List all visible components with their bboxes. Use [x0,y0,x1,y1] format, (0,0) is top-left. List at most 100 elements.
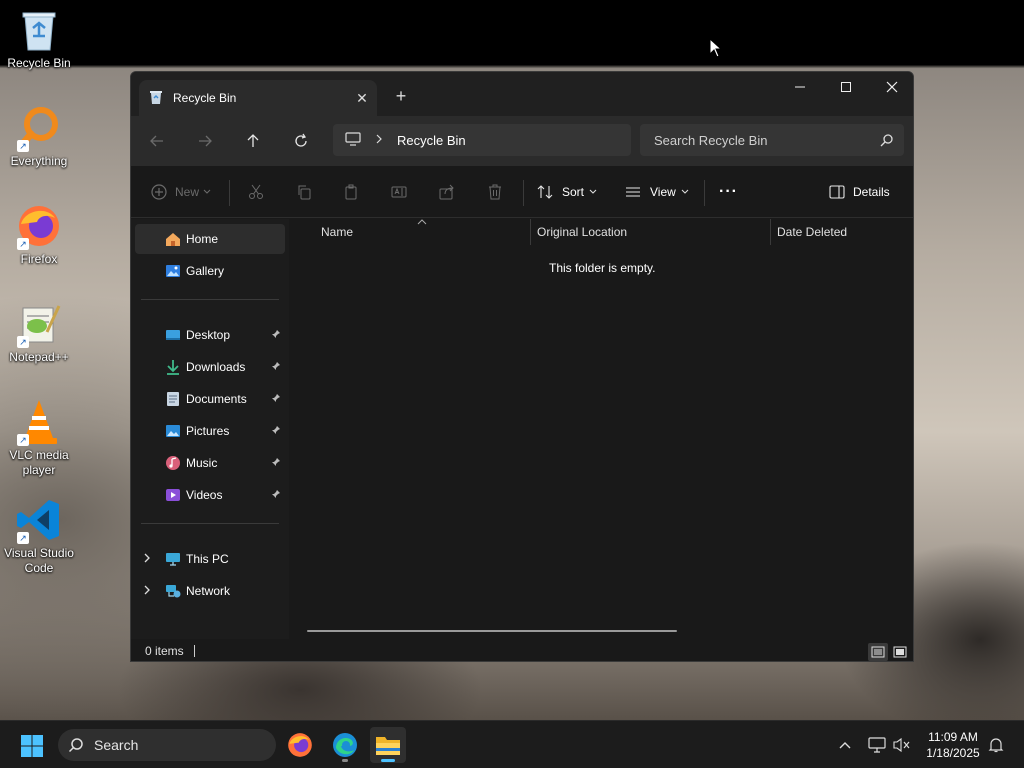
pin-icon[interactable] [271,425,281,435]
horizontal-scrollbar[interactable] [307,630,677,632]
search-icon [68,738,83,753]
sidebar-item-gallery[interactable]: Gallery [135,256,285,286]
pin-icon[interactable] [271,457,281,467]
maximize-button[interactable] [823,72,869,102]
pin-icon[interactable] [271,393,281,403]
clock-time: 11:09 AM [928,730,978,744]
clock-date: 1/18/2025 [926,746,980,760]
sidebar-item-label: This PC [186,552,229,566]
sidebar-item-pictures[interactable]: Pictures [135,416,285,446]
maximize-icon [841,82,851,92]
notifications-button[interactable] [986,733,1006,757]
chevron-right-icon[interactable] [143,584,151,596]
chevron-right-icon[interactable] [375,133,383,147]
recycle-bin-icon [149,89,163,108]
volume-button[interactable] [892,733,912,757]
sidebar-item-network[interactable]: Network [135,576,285,606]
taskbar-edge[interactable] [327,727,363,763]
sort-icon [537,185,553,199]
forward-button[interactable] [193,129,217,153]
music-icon [166,456,180,470]
monitor-icon [166,553,180,566]
desktop-icon-label: Notepad++ [9,350,69,364]
sort-button[interactable]: Sort [537,178,597,206]
network-icon [166,585,181,598]
close-tab-icon[interactable]: ✕ [347,90,377,107]
column-header-original-location[interactable]: Original Location [537,219,627,245]
refresh-icon [295,133,307,147]
sidebar-item-home[interactable]: Home [135,224,285,254]
column-header-name[interactable]: Name [321,219,353,245]
address-bar[interactable]: Recycle Bin [333,124,631,156]
title-bar: Recycle Bin ✕ + [131,72,913,116]
bell-icon [988,738,1004,753]
new-button[interactable]: New [151,178,211,206]
more-options-button[interactable]: ··· [719,178,738,206]
sidebar-item-this-pc[interactable]: This PC [135,544,285,574]
cut-button[interactable] [248,178,264,206]
desktop-icon-everything[interactable]: ↗ Everything [0,104,78,169]
sort-ascending-icon [417,219,427,225]
column-divider[interactable] [770,219,771,245]
desktop-icon-vscode[interactable]: ↗ Visual Studio Code [0,496,78,576]
home-icon [166,233,180,246]
sidebar-item-videos[interactable]: Videos [135,480,285,510]
minimize-button[interactable] [777,72,823,102]
details-view-icon [871,646,885,658]
sidebar-item-documents[interactable]: Documents [135,384,285,414]
taskbar-firefox[interactable] [282,727,318,763]
new-label: New [175,185,200,199]
command-bar: New Sort View ··· Details [131,166,913,218]
share-button[interactable] [439,178,455,206]
close-window-button[interactable] [869,72,913,102]
navigation-bar: Recycle Bin Search Recycle Bin [131,116,913,166]
view-button[interactable]: View [625,178,689,206]
sidebar-item-label: Network [186,584,231,598]
network-status-button[interactable] [866,733,888,757]
delete-button[interactable] [487,178,503,206]
new-tab-button[interactable]: + [389,84,413,108]
active-indicator [381,759,395,762]
column-divider[interactable] [530,219,531,245]
desktop-icon-notepadpp[interactable]: ↗ Notepad++ [0,300,78,365]
pin-icon[interactable] [271,361,281,371]
large-icons-view-button[interactable] [890,643,910,661]
pin-icon[interactable] [271,489,281,499]
copy-button[interactable] [296,178,312,206]
search-input[interactable]: Search Recycle Bin [640,124,904,156]
back-button[interactable] [145,129,169,153]
taskbar-file-explorer[interactable] [370,727,406,763]
share-icon [439,184,454,200]
mouse-cursor-icon [709,37,723,61]
rename-button[interactable] [391,178,407,206]
details-view-button[interactable] [868,643,888,661]
column-header-date-deleted[interactable]: Date Deleted [777,219,847,245]
taskbar-clock[interactable]: 11:09 AM 1/18/2025 [918,729,988,761]
sidebar-item-downloads[interactable]: Downloads [135,352,285,382]
show-hidden-icons-button[interactable] [836,733,854,757]
desktop-icon-label: Firefox [20,252,58,266]
refresh-button[interactable] [289,129,313,153]
desktop-icon-firefox[interactable]: ↗ Firefox [0,202,78,267]
taskbar-search-box[interactable]: Search [58,729,276,761]
sidebar-item-music[interactable]: Music [135,448,285,478]
details-pane-button[interactable]: Details [829,178,890,206]
tab-recycle-bin[interactable]: Recycle Bin ✕ [139,80,377,116]
start-button[interactable] [20,734,44,761]
up-button[interactable] [241,129,265,153]
download-icon [167,360,179,375]
running-indicator [342,759,348,762]
shortcut-arrow-icon: ↗ [17,434,29,446]
paste-button[interactable] [343,178,359,206]
breadcrumb-recycle-bin[interactable]: Recycle Bin [397,133,466,148]
pin-icon[interactable] [271,329,281,339]
tiles-view-icon [893,646,907,658]
sidebar-item-desktop[interactable]: Desktop [135,320,285,350]
chevron-right-icon[interactable] [143,552,151,564]
desktop-icon-recycle-bin[interactable]: Recycle Bin [0,6,78,71]
desktop-icon-label: Everything [10,154,68,168]
chevron-up-icon [839,742,851,749]
desktop-icon-vlc[interactable]: ↗ VLC media player [0,398,78,478]
back-arrow-icon [150,135,163,147]
plus-circle-icon [151,184,167,200]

#### What this task involves
Swap "horizontal-scrollbar" for "vertical-scrollbar" in the material from the line with "pin-icon[interactable] [271,425,281,435]" to the line with "clock-date: 1/18/2025 [926,746,980,760]", and write out only those lines, changing nothing else.

#### Response to this task
pin-icon[interactable] [271,425,281,435]
vertical-scrollbar[interactable] [307,630,677,632]
search-icon [68,738,83,753]
sidebar-item-gallery[interactable]: Gallery [135,256,285,286]
pin-icon[interactable] [271,457,281,467]
maximize-button[interactable] [823,72,869,102]
pin-icon[interactable] [271,393,281,403]
clock-time: 11:09 AM [928,730,978,744]
clock-date: 1/18/2025 [926,746,980,760]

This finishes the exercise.